| What is needed |
Identify each line below that contains the word "effectual", and copy it out.

| Information supplied |
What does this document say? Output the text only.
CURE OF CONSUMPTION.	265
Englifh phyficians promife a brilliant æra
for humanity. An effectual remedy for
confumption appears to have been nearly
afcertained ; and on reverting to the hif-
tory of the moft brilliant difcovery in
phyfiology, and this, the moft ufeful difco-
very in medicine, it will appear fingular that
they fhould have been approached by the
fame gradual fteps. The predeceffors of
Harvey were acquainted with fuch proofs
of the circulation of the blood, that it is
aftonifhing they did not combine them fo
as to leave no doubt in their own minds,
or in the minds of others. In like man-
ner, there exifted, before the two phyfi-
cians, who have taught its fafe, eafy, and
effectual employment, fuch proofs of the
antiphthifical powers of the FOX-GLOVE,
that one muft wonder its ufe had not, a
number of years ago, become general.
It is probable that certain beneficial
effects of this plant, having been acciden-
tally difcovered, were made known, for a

| Task response |
for humanity. An effectual remedy for
effectual employment, fuch proofs of the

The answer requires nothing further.